/---

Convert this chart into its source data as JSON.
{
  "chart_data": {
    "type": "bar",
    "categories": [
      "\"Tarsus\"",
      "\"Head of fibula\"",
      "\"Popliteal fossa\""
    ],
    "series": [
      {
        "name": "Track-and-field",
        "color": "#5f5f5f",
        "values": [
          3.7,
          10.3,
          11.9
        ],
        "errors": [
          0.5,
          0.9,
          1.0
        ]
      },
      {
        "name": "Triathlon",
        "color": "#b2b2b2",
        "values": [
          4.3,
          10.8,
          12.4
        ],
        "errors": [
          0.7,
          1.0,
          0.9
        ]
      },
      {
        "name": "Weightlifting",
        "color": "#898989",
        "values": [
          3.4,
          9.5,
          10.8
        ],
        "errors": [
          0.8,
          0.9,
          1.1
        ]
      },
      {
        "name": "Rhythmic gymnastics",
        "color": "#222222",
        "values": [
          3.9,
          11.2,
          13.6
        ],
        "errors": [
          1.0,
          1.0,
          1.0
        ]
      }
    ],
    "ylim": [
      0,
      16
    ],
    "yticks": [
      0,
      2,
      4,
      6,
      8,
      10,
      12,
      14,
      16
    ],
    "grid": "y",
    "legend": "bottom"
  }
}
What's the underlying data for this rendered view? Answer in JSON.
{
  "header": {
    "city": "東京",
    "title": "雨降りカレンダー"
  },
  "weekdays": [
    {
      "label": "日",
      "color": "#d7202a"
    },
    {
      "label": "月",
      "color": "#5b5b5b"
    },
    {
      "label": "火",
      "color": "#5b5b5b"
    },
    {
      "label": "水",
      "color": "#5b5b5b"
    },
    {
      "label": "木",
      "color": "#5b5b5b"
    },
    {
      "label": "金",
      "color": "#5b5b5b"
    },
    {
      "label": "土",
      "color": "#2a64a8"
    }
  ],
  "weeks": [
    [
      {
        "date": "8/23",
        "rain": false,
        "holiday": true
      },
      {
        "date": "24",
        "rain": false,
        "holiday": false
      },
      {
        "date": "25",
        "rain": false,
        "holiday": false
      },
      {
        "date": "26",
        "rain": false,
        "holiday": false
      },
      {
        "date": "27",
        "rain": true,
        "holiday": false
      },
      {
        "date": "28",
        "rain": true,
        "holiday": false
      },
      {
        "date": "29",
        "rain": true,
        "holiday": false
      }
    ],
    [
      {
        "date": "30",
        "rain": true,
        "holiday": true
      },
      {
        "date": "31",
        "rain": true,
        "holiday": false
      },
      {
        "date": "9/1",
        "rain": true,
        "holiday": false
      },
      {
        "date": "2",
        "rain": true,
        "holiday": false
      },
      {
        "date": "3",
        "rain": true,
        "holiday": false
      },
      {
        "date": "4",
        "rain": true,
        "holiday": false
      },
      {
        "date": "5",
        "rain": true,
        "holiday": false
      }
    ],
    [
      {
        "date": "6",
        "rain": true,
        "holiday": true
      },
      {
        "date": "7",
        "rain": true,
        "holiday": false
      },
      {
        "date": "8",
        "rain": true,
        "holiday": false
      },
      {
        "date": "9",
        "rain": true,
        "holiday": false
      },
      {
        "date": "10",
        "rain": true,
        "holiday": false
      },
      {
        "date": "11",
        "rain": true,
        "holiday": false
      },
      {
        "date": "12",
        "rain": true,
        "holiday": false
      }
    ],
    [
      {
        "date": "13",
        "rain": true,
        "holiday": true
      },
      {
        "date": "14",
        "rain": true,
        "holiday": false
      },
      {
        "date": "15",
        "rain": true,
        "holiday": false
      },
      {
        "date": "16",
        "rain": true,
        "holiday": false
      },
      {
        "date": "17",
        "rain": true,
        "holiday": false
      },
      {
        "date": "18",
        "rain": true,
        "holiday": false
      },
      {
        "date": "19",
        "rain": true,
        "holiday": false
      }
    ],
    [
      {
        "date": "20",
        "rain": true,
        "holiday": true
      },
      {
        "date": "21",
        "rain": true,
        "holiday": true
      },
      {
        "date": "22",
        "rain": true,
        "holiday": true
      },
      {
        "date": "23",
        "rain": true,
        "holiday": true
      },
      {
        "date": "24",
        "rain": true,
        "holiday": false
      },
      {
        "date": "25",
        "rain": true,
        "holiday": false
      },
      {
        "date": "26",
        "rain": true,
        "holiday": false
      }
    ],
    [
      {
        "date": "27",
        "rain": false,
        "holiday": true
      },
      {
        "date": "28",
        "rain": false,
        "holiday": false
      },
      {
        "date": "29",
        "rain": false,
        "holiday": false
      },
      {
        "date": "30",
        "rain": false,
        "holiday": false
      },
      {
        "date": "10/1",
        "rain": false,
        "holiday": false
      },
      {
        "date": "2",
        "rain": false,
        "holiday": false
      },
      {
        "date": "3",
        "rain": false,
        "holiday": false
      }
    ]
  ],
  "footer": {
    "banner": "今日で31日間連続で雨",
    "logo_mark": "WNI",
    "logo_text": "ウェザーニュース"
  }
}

\---

**What you have to do:** Above are lines of data; state how many of them contain the word "this", with no other output.

**Result:** 2